Records from a collection of figures
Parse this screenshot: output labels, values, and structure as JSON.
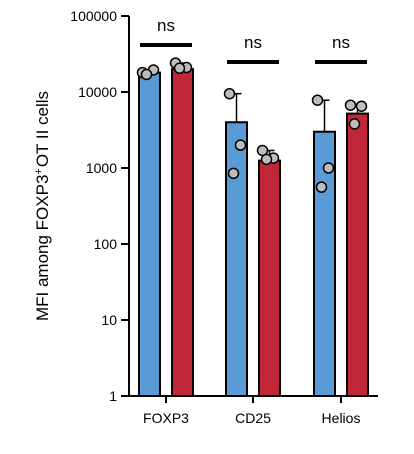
{
  "chart_data": {
    "type": "bar",
    "yscale": "log",
    "ylim": [
      1,
      100000
    ],
    "ylabel_main": "MFI among FOXP3",
    "ylabel_sup": "+",
    "ylabel_rest": "OT II cells",
    "yticks": [
      "1",
      "10",
      "100",
      "1000",
      "10000",
      "100000"
    ],
    "tick_values": [
      1,
      10,
      100,
      1000,
      10000,
      100000
    ],
    "categories": [
      "FOXP3",
      "CD25",
      "Helios"
    ],
    "series": [
      {
        "color": "#5b9bd5",
        "values": [
          18000,
          4000,
          3000
        ],
        "points": [
          [
            18000,
            19500,
            17000
          ],
          [
            9500,
            2000,
            850
          ],
          [
            7800,
            1000,
            560
          ]
        ]
      },
      {
        "color": "#c0283a",
        "values": [
          20000,
          1250,
          5200
        ],
        "points": [
          [
            24000,
            21000,
            20500
          ],
          [
            1700,
            1350,
            1300
          ],
          [
            6700,
            6500,
            3800
          ]
        ]
      }
    ],
    "annotations": [
      {
        "category": "FOXP3",
        "text": "ns"
      },
      {
        "category": "CD25",
        "text": "ns"
      },
      {
        "category": "Helios",
        "text": "ns"
      }
    ],
    "grid": false,
    "legend": "none"
  }
}
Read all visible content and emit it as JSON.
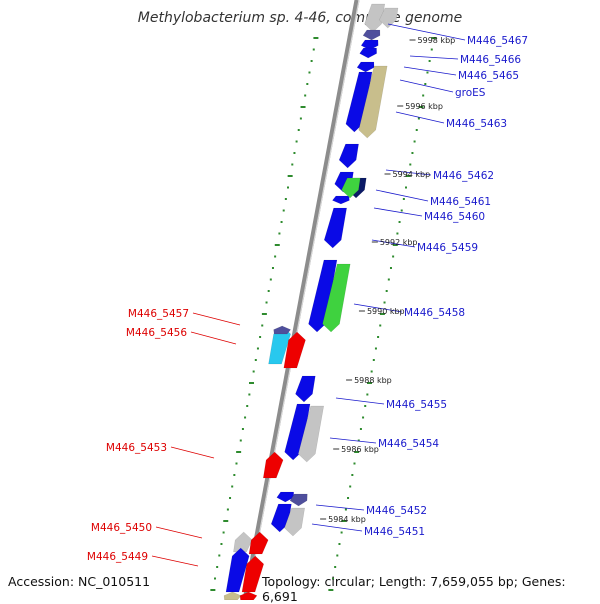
{
  "header": {
    "title": "Methylobacterium sp. 4-46, complete genome"
  },
  "footer": {
    "accession": "Accession: NC_010511",
    "topology": "Topology: circular; Length: 7,659,055 bp; Genes: 6,691"
  },
  "colors": {
    "backbone": "#8c8c8c",
    "tick_dots": "#2e8b2e",
    "label_forward": "#1a1acc",
    "label_reverse": "#dd0000",
    "gene_blue": "#0a0ae6",
    "gene_red": "#ee0000",
    "gene_grey": "#c4c4c4",
    "gene_khaki": "#c8be8c",
    "gene_green": "#3fd23f",
    "gene_cyan": "#28c8ee",
    "gene_slate": "#4f4f9c",
    "gene_navy": "#0b1a66"
  },
  "scale_labels": [
    "5998 kbp",
    "5996 kbp",
    "5994 kbp",
    "5992 kbp",
    "5990 kbp",
    "5988 kbp",
    "5986 kbp",
    "5984 kbp"
  ],
  "forward_labels": [
    "M446_5467",
    "M446_5466",
    "M446_5465",
    "groES",
    "M446_5463",
    "M446_5462",
    "M446_5461",
    "M446_5460",
    "M446_5459",
    "M446_5458",
    "M446_5455",
    "M446_5454",
    "M446_5452",
    "M446_5451"
  ],
  "reverse_labels": [
    "M446_5457",
    "M446_5456",
    "M446_5453",
    "M446_5450",
    "M446_5449"
  ]
}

• _ACTION ITEM_: Print the records again exactly, without the pictures.

• _RESULT_:
Parse this screenshot: output labels, values, and structure as JSON.
{
  "chart_data": {
    "type": "bar",
    "yscale": "log",
    "ylim": [
      1,
      100000
    ],
    "ylabel_main": "MFI among FOXP3",
    "ylabel_sup": "+",
    "ylabel_rest": "OT II cells",
    "yticks": [
      "1",
      "10",
      "100",
      "1000",
      "10000",
      "100000"
    ],
    "tick_values": [
      1,
      10,
      100,
      1000,
      10000,
      100000
    ],
    "categories": [
      "FOXP3",
      "CD25",
      "Helios"
    ],
    "series": [
      {
        "color": "#5b9bd5",
        "values": [
          18000,
          4000,
          3000
        ],
        "points": [
          [
            18000,
            19500,
            17000
          ],
          [
            9500,
            2000,
            850
          ],
          [
            7800,
            1000,
            560
          ]
        ]
      },
      {
        "color": "#c0283a",
        "values": [
          20000,
          1250,
          5200
        ],
        "points": [
          [
            24000,
            21000,
            20500
          ],
          [
            1700,
            1350,
            1300
          ],
          [
            6700,
            6500,
            3800
          ]
        ]
      }
    ],
    "annotations": [
      {
        "category": "FOXP3",
        "text": "ns"
      },
      {
        "category": "CD25",
        "text": "ns"
      },
      {
        "category": "Helios",
        "text": "ns"
      }
    ],
    "grid": false,
    "legend": "none"
  }
}
Read all visible content and emit it as JSON.
{
  "header": {
    "title": "Methylobacterium sp. 4-46, complete genome"
  },
  "footer": {
    "accession": "Accession: NC_010511",
    "topology": "Topology: circular; Length: 7,659,055 bp; Genes: 6,691"
  },
  "colors": {
    "backbone": "#8c8c8c",
    "tick_dots": "#2e8b2e",
    "label_forward": "#1a1acc",
    "label_reverse": "#dd0000",
    "gene_blue": "#0a0ae6",
    "gene_red": "#ee0000",
    "gene_grey": "#c4c4c4",
    "gene_khaki": "#c8be8c",
    "gene_green": "#3fd23f",
    "gene_cyan": "#28c8ee",
    "gene_slate": "#4f4f9c",
    "gene_navy": "#0b1a66"
  },
  "scale_labels": [
    "5998 kbp",
    "5996 kbp",
    "5994 kbp",
    "5992 kbp",
    "5990 kbp",
    "5988 kbp",
    "5986 kbp",
    "5984 kbp"
  ],
  "forward_labels": [
    "M446_5467",
    "M446_5466",
    "M446_5465",
    "groES",
    "M446_5463",
    "M446_5462",
    "M446_5461",
    "M446_5460",
    "M446_5459",
    "M446_5458",
    "M446_5455",
    "M446_5454",
    "M446_5452",
    "M446_5451"
  ],
  "reverse_labels": [
    "M446_5457",
    "M446_5456",
    "M446_5453",
    "M446_5450",
    "M446_5449"
  ]
}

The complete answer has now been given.